SHORT PROBLEM
Review the material and extract every line in which the word "employed" occurs.

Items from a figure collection
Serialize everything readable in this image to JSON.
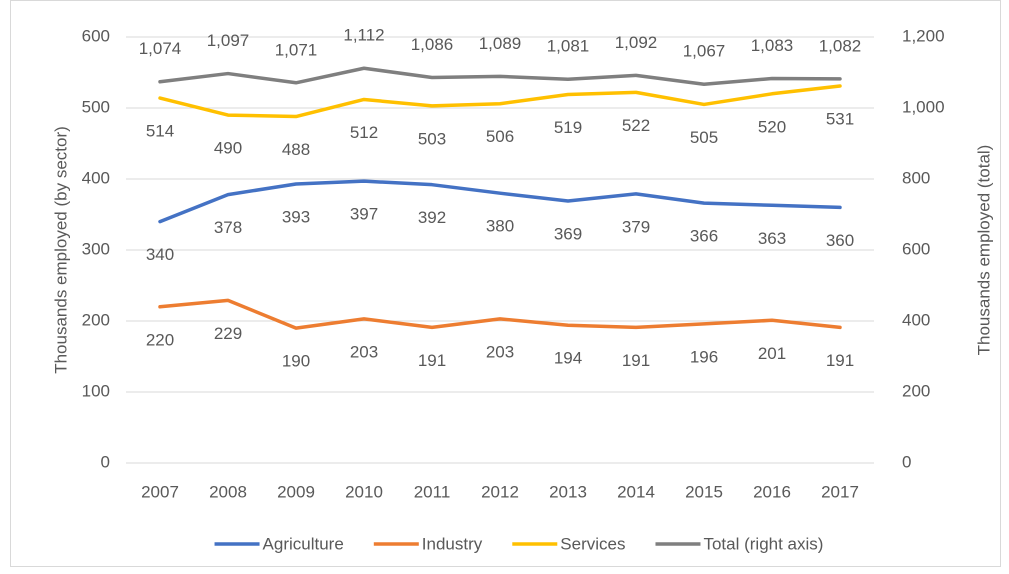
{
  "chart_data": {
    "type": "line",
    "categories": [
      "2007",
      "2008",
      "2009",
      "2010",
      "2011",
      "2012",
      "2013",
      "2014",
      "2015",
      "2016",
      "2017"
    ],
    "series": [
      {
        "name": "Agriculture",
        "color": "#4472c4",
        "values": [
          340,
          378,
          393,
          397,
          392,
          380,
          369,
          379,
          366,
          363,
          360
        ]
      },
      {
        "name": "Industry",
        "color": "#ed7d31",
        "values": [
          220,
          229,
          190,
          203,
          191,
          203,
          194,
          191,
          196,
          201,
          191
        ]
      },
      {
        "name": "Services",
        "color": "#ffc000",
        "values": [
          514,
          490,
          488,
          512,
          503,
          506,
          519,
          522,
          505,
          520,
          531
        ]
      },
      {
        "name": "Total (right axis)",
        "color": "#7f7f7f",
        "axis": "y2",
        "values": [
          1074,
          1097,
          1071,
          1112,
          1086,
          1089,
          1081,
          1092,
          1067,
          1083,
          1082
        ],
        "value_labels": [
          "1,074",
          "1,097",
          "1,071",
          "1,112",
          "1,086",
          "1,089",
          "1,081",
          "1,092",
          "1,067",
          "1,083",
          "1,082"
        ]
      }
    ],
    "ylabel": "Thousands employed (by sector)",
    "y2label": "Thousands employed (total)",
    "ylim": [
      0,
      600
    ],
    "yticks": [
      0,
      100,
      200,
      300,
      400,
      500,
      600
    ],
    "y2lim": [
      0,
      1200
    ],
    "y2ticks": [
      0,
      200,
      400,
      600,
      800,
      {
        "value": 1000,
        "label": "1,000"
      },
      {
        "value": 1200,
        "label": "1,200"
      }
    ],
    "grid": true,
    "legend": "bottom"
  }
}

TASK SOLUTION
    "ylabel": "Thousands employed (by sector)",
    "y2label": "Thousands employed (total)",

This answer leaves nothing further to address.